▶ Tasks and exercises
1) Decide whether each of these statements agrees with the passage on Abengoa's financing agreement, answering yes or no and quoting the words of the passage that decide it: (a) The convertible instrument at the level of A3T will be issued for a maximum of 97 M€. (b) New Money 1 and 3 will be repaid with proceeds from the issuance of the A3T Convertible. (c) Holders of the A3T Convertible will receive instruments converting into 18% of the share capital of Abenewco 1.
2) Extend the passage on Abengoa's financing agreement, picking up right after its final sentence.

▶ Passage shown
►

This new agreement is performed with the objective of financing the liquidity needs of the company, consolidating the recovery achieved so far, and to give certainty to the long-term viability of Abengoa that, during the last months, has been fulfilling the milestones marked in its strategic plan, growing in its EPC (Engineering, Procurement and Construction) business with a portfolio of awarded projects that reached 1,424 M€ at the end of 2017, exhausting in this way the bonding lines granted, and advancing positively in its non-strategic asset divestment plan.
Along this line and to ensure its long-term sustainability, Abengoa is seeking to obtain a capital structure congruent with both its current business model and the size of the company in the medium-term.
Financing Agreement
The agreement implies certain changes in the Group’s capital structure that can be summarized as follows:
(i) A convertible instrument will be issued at the level of A3T for a maximum amount of 97 M€.
(ii) New Money 1 and 3 (previous restructuring new debt tranches 1 and 3) will maintain its current economic terms and conditions as well as current preferential rights therefore, remaining unaltered. This debt will not be repaid with proceeds coming from the issuance of the A3T Convertible but rather upon completion of a long-term refinancing of the A3T project, which is expected to occur before the end of 2018.
(iii) 45 % of the nominal amount of New Money 2 as well as the 65 M€ liquidity line granted to the Group in November 2017 (further increased in May 2018) will only have recourse against A3T and will reduce the financial cost.
(iv) 97 M€ raised under the A3T Convertible will remain as new liquidity for Abenewco1 to finance its corporate needs and the business plan of the Group. Creditors holding 55% of New Money 2 facilities that remain at the level of Abenewco 1 level and the bonding providers to Abenewco1 and its subsidiaries will waive the mandatory prepayment event that would otherwise arise as a result of Abenewco1 receiving the proceeds from the A3T Convertible, as well as any proceeds obtained in the future from a sale of A3T. The terms of the New Money 2 facilities and the existing bonding lines will be amended, including but not limited to, a reduction in the interest rates charged thereunder.
(v) As part of the agreement, New Money 2 creditors that remain in Abenewco 1 will receive a mandatory convertible instrument which will convert into shares representing 18% of the share capital of Abenewco 1. The holders of the A3T Convertible shall receive mandatory convertible instruments which will convert into shares representing 4% of the share capital of Abenewco 1.
The Financing Agreement is subject to certain conditions precedent including, among others, completion of the sale of 16.5% of Atlantica Yield to Algonquin and approval of the required consents under the current financing arrangements.

◄

▶ Collected material
►

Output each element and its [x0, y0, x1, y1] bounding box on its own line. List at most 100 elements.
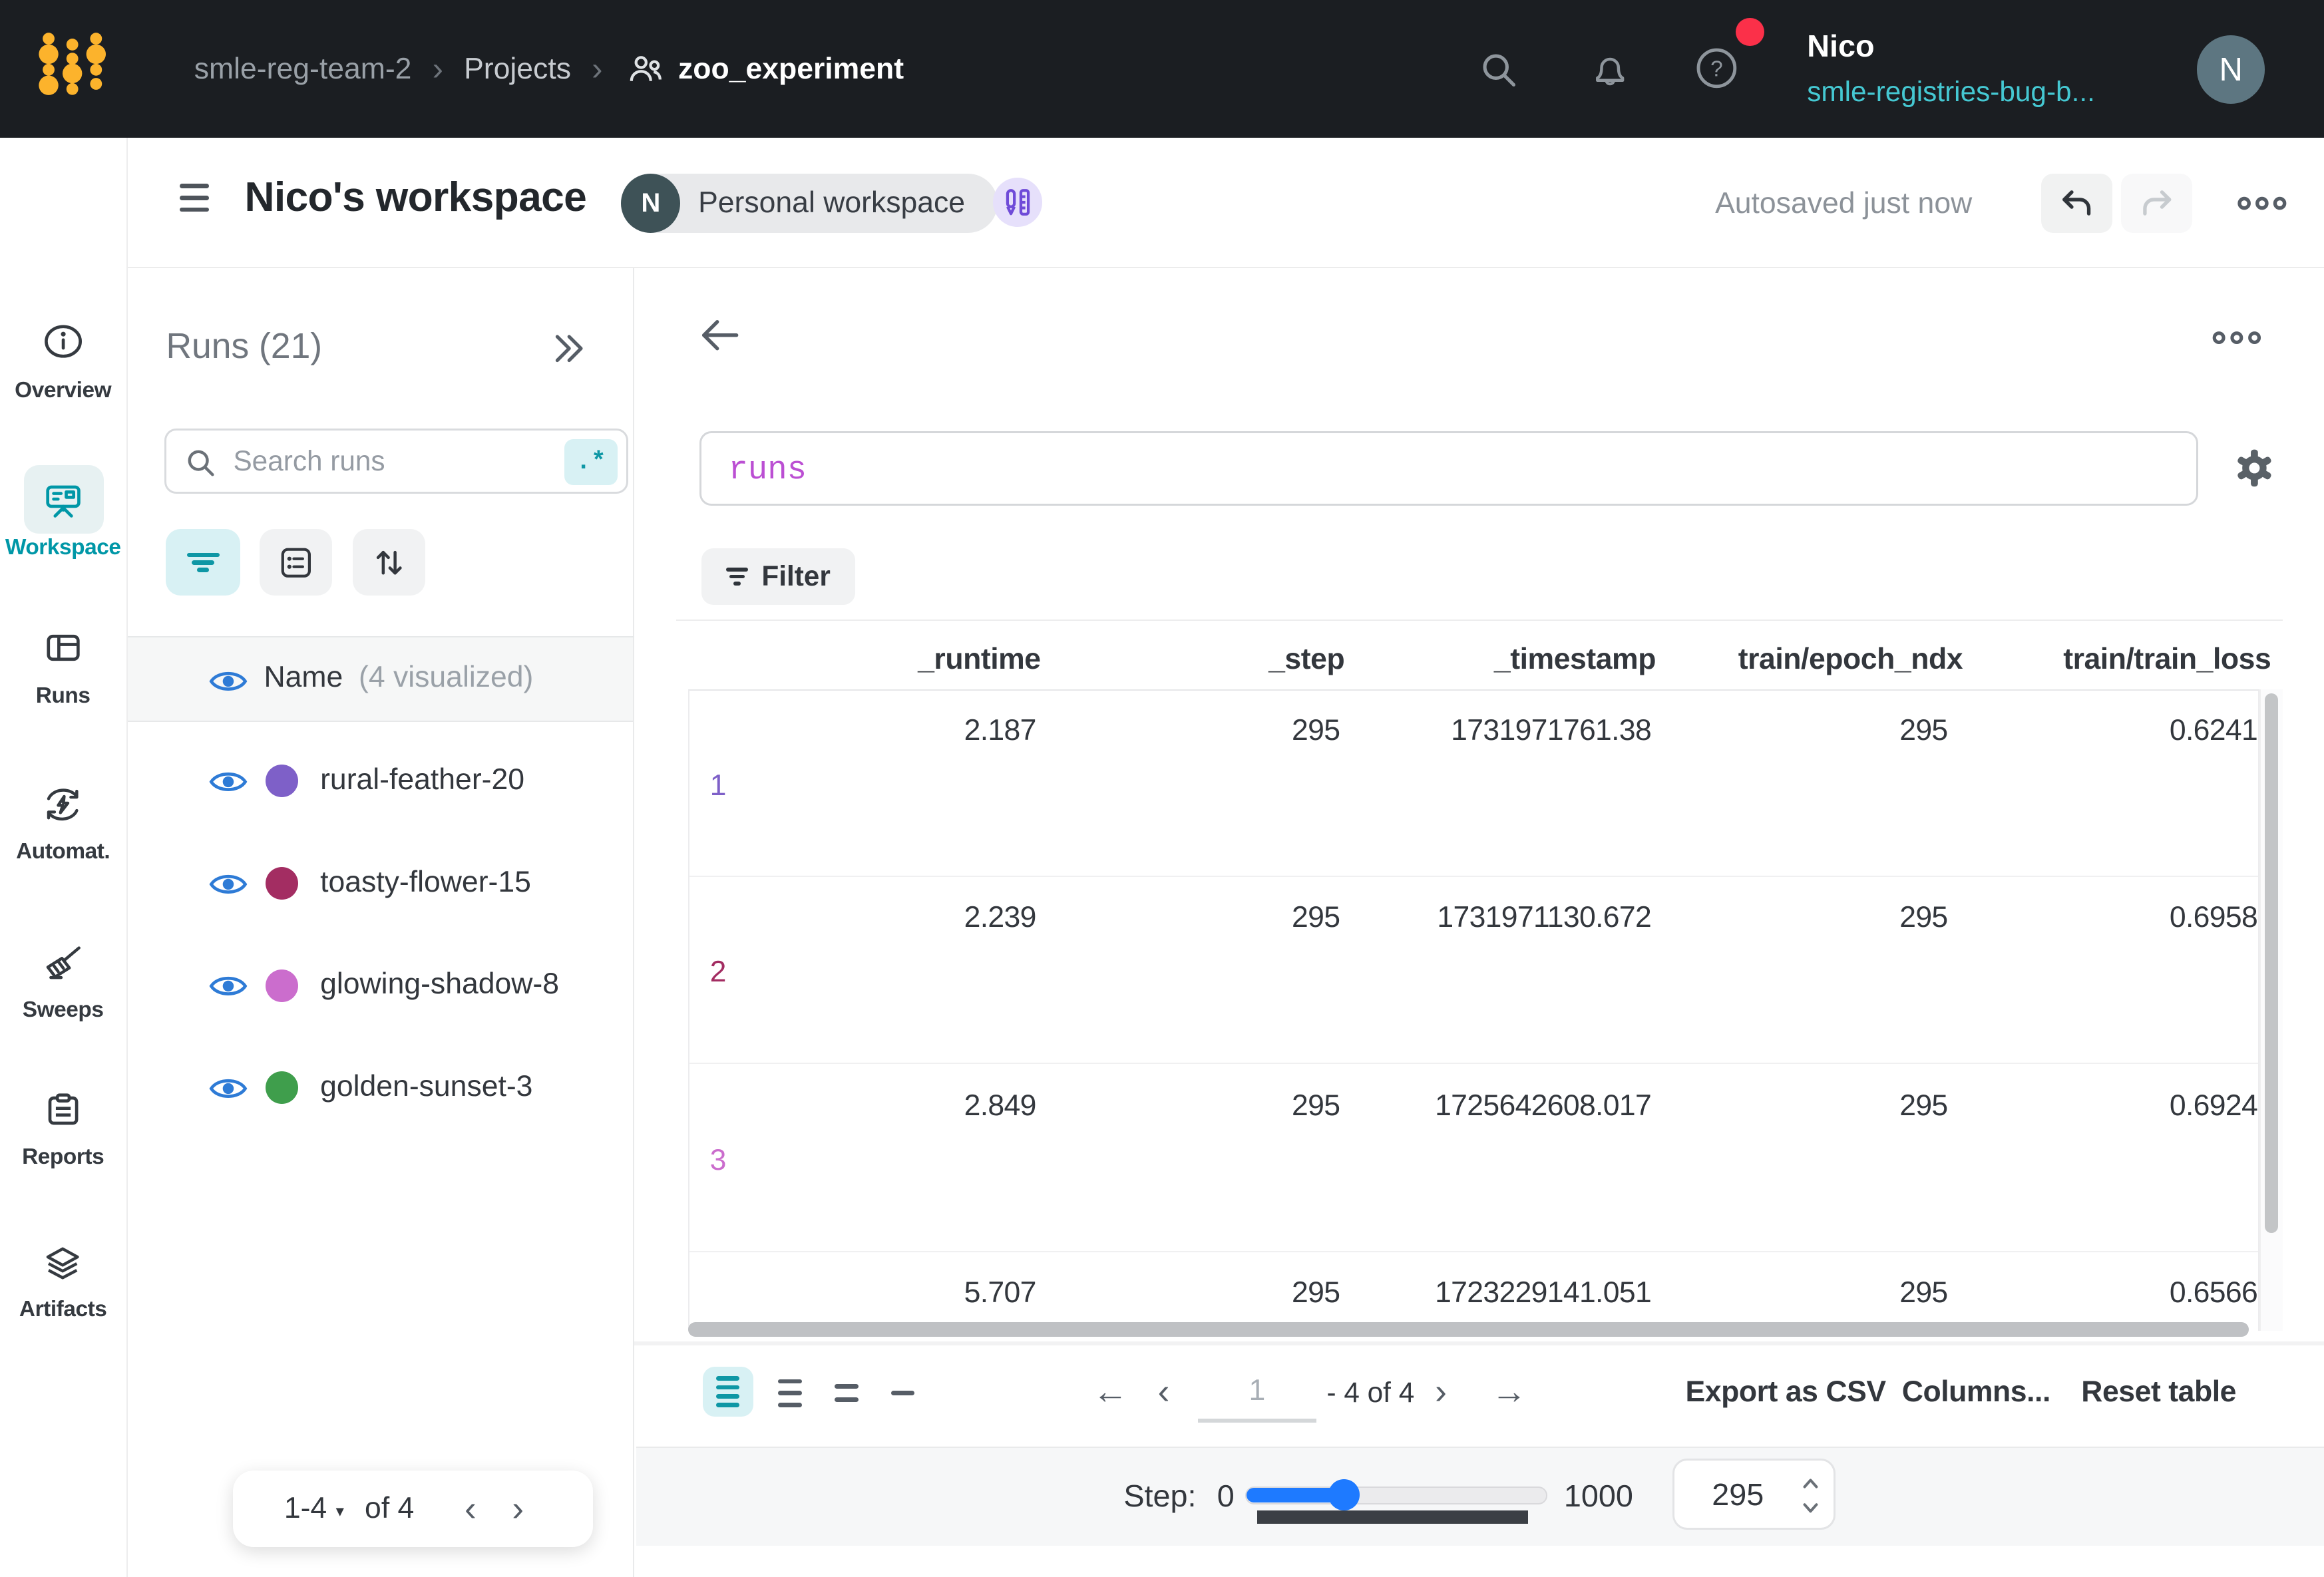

◄

▶ Responses in order
1)
(a) Yes: "A convertible instrument will be issued at the level of A3T for a maximum amount of 97 M€."
(b) No: "This debt will not be repaid with proceeds coming from the issuance of the A3T Convertible but rather upon completion of a long-term refinancing of the A3T project"
(c) No: "The holders of the A3T Convertible shall receive mandatory convertible instruments which will convert into shares representing 4% of the share capital of Abenewco 1."

2)
Old Money Restructuring
Furthermore, in order to optimize the balance sheet structure of the Group and facilitate access to new financing in the future, the Company will make a proposal to the Old Money Creditors to consent to an Old Money restructuring through the Old Money Creditors accession to a restructuring and lock up agreement. Such a proposal will be open for acceptances by the Old Money Creditors by no later than 30 November 2018.
The Old Money restructuring will be implemented through an exchange of the current instruments into new instruments which are mandatorily convertible into shares, by the constitution of a new company (Abenewco 2 Bis).
Both Senior Old Money and Junior Old Money will maintain their current nominal value with an amendment of its economic terms and conditions. The first will be exchanged by a convertible instrument issued by Abenewco 2 Bis, and the second by two convertible instruments issued by Abenewco 2.
The new Senior Old Money instruments will mature 5 years from the date of issuance. The Junior Old Money will mature within 5 and half years from the date of issuances. The maturity on both sets of Old Money instruments can be extended for up to a 5 additional years, at the discretion of the Old Money Creditors.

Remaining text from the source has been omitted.